Lines of data
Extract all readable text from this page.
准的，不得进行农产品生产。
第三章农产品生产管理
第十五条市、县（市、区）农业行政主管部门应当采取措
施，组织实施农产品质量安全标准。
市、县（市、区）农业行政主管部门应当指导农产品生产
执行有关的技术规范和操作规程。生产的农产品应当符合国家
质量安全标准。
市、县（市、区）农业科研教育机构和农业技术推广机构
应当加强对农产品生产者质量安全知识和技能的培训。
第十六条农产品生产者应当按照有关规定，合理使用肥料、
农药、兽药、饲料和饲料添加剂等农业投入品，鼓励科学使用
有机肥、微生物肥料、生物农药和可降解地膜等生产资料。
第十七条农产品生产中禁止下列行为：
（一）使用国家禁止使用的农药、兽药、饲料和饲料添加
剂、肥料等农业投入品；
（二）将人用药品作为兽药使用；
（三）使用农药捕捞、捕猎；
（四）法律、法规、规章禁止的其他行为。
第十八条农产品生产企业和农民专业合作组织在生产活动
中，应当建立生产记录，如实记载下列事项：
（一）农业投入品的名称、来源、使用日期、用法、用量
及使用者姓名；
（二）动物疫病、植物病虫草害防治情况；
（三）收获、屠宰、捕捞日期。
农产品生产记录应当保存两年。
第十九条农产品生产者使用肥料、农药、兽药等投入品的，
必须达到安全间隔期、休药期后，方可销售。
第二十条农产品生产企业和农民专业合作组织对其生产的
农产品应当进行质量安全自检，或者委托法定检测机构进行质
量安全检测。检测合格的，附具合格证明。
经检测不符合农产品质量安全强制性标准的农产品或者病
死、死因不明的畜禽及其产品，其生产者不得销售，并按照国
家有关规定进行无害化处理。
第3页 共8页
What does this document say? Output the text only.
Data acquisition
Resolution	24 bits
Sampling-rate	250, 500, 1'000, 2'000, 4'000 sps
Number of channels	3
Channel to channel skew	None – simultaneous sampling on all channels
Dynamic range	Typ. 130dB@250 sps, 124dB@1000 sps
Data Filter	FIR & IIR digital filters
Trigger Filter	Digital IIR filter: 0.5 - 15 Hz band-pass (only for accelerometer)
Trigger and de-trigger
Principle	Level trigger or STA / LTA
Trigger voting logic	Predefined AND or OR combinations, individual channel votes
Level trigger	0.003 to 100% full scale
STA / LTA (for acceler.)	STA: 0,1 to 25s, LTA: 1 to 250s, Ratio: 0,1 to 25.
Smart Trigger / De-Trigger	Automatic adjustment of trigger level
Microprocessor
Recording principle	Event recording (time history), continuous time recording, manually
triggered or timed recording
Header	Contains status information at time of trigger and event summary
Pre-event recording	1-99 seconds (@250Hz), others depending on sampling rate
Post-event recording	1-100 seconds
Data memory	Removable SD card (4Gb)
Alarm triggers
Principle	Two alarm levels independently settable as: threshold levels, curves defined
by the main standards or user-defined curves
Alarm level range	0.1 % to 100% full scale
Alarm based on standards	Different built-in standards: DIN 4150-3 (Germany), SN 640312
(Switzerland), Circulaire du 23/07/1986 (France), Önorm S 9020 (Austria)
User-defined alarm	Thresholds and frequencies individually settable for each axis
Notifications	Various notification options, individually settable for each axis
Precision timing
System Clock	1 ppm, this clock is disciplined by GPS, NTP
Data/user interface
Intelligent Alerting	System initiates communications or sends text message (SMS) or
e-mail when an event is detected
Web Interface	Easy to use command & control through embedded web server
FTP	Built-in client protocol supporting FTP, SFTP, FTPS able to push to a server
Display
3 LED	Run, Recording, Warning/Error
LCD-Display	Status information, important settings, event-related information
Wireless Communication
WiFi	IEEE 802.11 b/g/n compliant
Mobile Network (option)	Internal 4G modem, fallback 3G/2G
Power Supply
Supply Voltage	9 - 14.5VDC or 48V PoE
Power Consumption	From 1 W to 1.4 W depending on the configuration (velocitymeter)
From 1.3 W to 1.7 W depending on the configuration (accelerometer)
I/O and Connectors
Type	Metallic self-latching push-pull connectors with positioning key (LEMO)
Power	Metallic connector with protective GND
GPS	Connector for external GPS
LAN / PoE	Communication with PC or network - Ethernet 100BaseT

Your task
Note each line of the entries that has "server" in it, and copy those lines.

Written reply
Web Interface	Easy to use command & control through embedded web server
FTP	Built-in client protocol supporting FTP, SFTP, FTPS able to push to a server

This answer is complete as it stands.